# Texto citado:

»»

E o REDIGIRMelhor, como fica?Antes de explicitar a sua posição, o REDIGIRMelhor pergunta:
Qual foi a inspiração dos ditadores de regrinhas para engenhosamente distinguir “distância determinada” de “distância indeterminada”? Por que criar mais uma regra, a rigor, inútil? Qual é o fundamento para tal distinção? Parece ser aritmético...
Houaiss refere que a regra surgiu do uso feito pelos clássicos. Não parece, pois Kury argumenta que os gramáticos criaram a regra “sem levar em conta o uso bastante generalizado” do acento. E observando mais atentamente os clássicos — que transcreve —, opina que se grafe sempre a crase naquela locução.
O fato, porém, é que o conhecimento de tais regrinhas é exigido em concursos públicos e vestibulares, e podem decidir a sorte de um candidato. Ou, ainda, o que pode ser pior do que “levar pau” num certame qualquer: ao descumprir tal regra pode-se levar uma “paulada” de um patrulheiro gramatical fundamentalista, desses muitos que estão sempre a espreitar escritores não acautelados...
Contudo, melhor do que ficar discutindo regras de gramática estabelecidas por fundamentos aritméticos será quando, no REDIGIRMelhor pudermos fazer como Millôr Fernandes que simplesmente aboliu a crase de seus escritos por considerar que hoje ela só subsiste no português de Portugal... (Coluna Língua Viva. Jornal do Brasil. 11.08.2002)
Mas, como não podemos ainda permitir-nos o capricho do Millôr, e não obstante nossa declarada simpatia por tudo o que é da lavra de Adriano Kury, no REDIGIRMelhor temos de adotar a tal regrinha de inspiração aritmética, que está inserta na Seção Normalização Textual do REDIGIRMelhor.

««

# Exercício breve:
Reproduza o trecho do texto sobre a crase que começa em "O fato, porém, é" e segue até "do Brasil. 11.08.2002)", trocando "concursos públicos" por "seleções oficiais".

# Dados fornecidos:
»»

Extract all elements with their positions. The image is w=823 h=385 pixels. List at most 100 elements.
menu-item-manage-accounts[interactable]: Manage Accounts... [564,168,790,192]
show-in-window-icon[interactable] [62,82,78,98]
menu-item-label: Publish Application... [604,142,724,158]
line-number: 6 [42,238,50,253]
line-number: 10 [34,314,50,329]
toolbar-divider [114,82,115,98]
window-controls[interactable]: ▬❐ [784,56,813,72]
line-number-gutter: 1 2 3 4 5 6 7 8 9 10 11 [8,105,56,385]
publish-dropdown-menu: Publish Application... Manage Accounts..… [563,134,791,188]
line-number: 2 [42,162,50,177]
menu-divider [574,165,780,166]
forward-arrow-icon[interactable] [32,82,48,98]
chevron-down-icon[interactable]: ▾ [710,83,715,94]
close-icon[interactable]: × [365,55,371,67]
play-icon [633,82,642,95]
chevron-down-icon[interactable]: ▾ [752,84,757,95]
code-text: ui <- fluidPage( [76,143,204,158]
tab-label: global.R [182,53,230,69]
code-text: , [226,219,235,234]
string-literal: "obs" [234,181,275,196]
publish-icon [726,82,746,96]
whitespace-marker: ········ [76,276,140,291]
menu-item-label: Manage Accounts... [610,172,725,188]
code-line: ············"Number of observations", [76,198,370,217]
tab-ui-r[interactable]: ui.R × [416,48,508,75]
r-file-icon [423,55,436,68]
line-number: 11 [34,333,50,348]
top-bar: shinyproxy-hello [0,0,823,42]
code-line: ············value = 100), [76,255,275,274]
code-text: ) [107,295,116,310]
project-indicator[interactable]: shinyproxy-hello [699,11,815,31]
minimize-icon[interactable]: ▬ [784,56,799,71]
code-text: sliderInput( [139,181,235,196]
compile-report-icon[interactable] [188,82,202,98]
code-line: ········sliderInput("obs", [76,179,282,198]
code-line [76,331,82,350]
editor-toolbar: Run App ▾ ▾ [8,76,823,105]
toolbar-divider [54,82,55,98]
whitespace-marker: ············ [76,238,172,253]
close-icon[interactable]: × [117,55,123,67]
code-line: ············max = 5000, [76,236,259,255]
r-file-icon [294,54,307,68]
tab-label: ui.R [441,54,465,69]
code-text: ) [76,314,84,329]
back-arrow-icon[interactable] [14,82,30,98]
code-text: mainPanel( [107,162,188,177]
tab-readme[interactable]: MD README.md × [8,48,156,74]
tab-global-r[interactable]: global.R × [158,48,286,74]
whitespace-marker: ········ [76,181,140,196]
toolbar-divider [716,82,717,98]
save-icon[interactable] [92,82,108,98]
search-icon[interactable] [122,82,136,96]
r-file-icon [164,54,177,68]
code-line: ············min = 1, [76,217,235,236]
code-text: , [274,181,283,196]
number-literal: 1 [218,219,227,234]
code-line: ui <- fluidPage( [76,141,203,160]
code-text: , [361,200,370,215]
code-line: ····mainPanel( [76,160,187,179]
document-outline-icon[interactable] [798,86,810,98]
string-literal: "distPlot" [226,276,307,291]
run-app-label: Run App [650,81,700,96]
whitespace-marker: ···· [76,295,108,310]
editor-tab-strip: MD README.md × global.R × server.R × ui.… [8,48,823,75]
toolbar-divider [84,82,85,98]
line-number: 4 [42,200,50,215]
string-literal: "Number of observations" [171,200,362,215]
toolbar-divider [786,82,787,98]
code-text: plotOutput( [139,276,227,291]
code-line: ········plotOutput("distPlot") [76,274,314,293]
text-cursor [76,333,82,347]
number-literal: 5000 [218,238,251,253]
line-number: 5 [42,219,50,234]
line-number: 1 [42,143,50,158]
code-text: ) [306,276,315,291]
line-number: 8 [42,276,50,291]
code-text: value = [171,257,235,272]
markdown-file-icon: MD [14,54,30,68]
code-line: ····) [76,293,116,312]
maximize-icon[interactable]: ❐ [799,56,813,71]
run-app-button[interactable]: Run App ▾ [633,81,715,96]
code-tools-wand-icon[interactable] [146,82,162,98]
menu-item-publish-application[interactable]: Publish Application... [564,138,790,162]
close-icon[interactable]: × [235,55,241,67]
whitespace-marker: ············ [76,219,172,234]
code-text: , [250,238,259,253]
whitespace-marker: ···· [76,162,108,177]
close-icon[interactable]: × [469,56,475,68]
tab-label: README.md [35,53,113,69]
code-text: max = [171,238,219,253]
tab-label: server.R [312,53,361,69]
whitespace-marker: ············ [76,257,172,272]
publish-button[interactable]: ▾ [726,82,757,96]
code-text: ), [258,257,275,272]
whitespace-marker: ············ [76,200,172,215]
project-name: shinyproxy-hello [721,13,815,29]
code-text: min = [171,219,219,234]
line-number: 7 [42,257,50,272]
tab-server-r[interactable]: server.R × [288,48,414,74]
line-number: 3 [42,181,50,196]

««

# A resposta:
O fato, porém, é que o conhecimento de tais regrinhas é exigido em seleções oficiais e vestibulares, e podem decidir a sorte de um candidato. Ou, ainda, o que pode ser pior do que “levar pau” num certame qualquer: ao descumprir tal regra pode-se levar uma “paulada” de um patrulheiro gramatical fundamentalista, desses muitos que estão sempre a espreitar escritores não acautelados...
Contudo, melhor do que ficar discutindo regras de gramática estabelecidas por fundamentos aritméticos será quando, no REDIGIRMelhor pudermos fazer como Millôr Fernandes que simplesmente aboliu a crase de seus escritos por considerar que hoje ela só subsiste no português de Portugal... (Coluna Língua Viva. Jornal do Brasil. 11.08.2002)